# SHORT TASK
Give back every line exactly as it appears, pictures excluded.

# WORKING DATA
'''
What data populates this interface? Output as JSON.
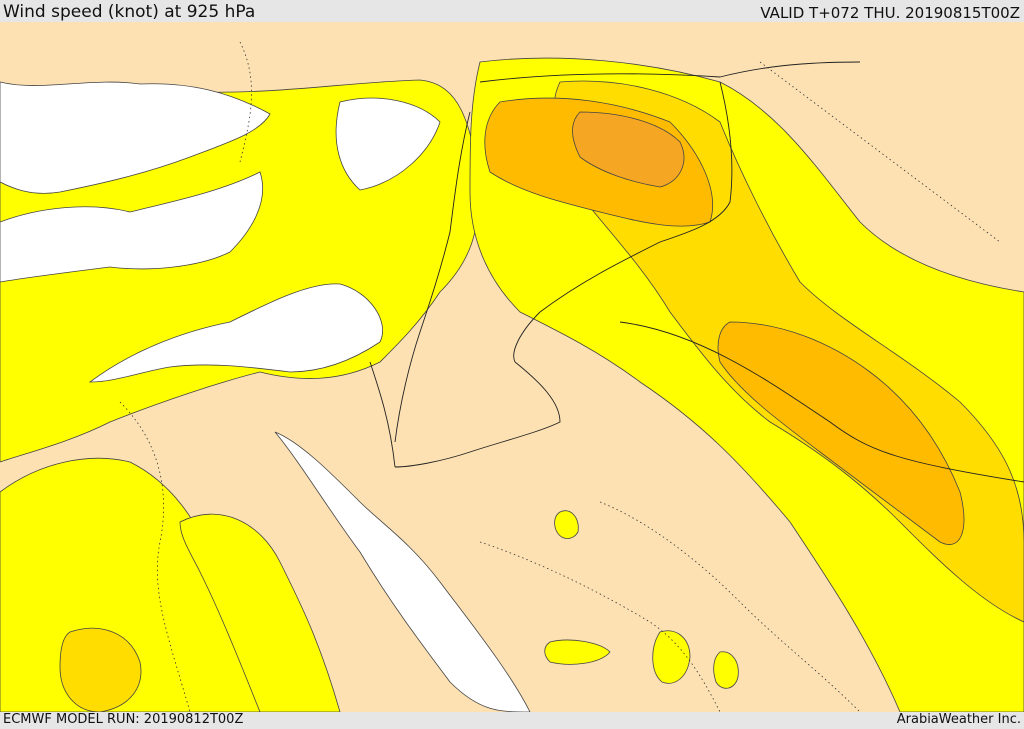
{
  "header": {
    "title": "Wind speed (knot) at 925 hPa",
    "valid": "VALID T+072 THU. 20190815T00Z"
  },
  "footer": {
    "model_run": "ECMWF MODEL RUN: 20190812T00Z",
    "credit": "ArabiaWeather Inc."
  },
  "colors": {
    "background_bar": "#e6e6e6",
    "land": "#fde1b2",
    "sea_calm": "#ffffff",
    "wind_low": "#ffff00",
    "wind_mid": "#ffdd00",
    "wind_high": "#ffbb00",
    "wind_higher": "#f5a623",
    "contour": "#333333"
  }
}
'''
# RESULT FOR THIS TASK
What data populates this interface? Output as JSON.
{
  "header": {
    "title": "Wind speed (knot) at 925 hPa",
    "valid": "VALID T+072 THU. 20190815T00Z"
  },
  "footer": {
    "model_run": "ECMWF MODEL RUN: 20190812T00Z",
    "credit": "ArabiaWeather Inc."
  },
  "colors": {
    "background_bar": "#e6e6e6",
    "land": "#fde1b2",
    "sea_calm": "#ffffff",
    "wind_low": "#ffff00",
    "wind_mid": "#ffdd00",
    "wind_high": "#ffbb00",
    "wind_higher": "#f5a623",
    "contour": "#333333"
  }
}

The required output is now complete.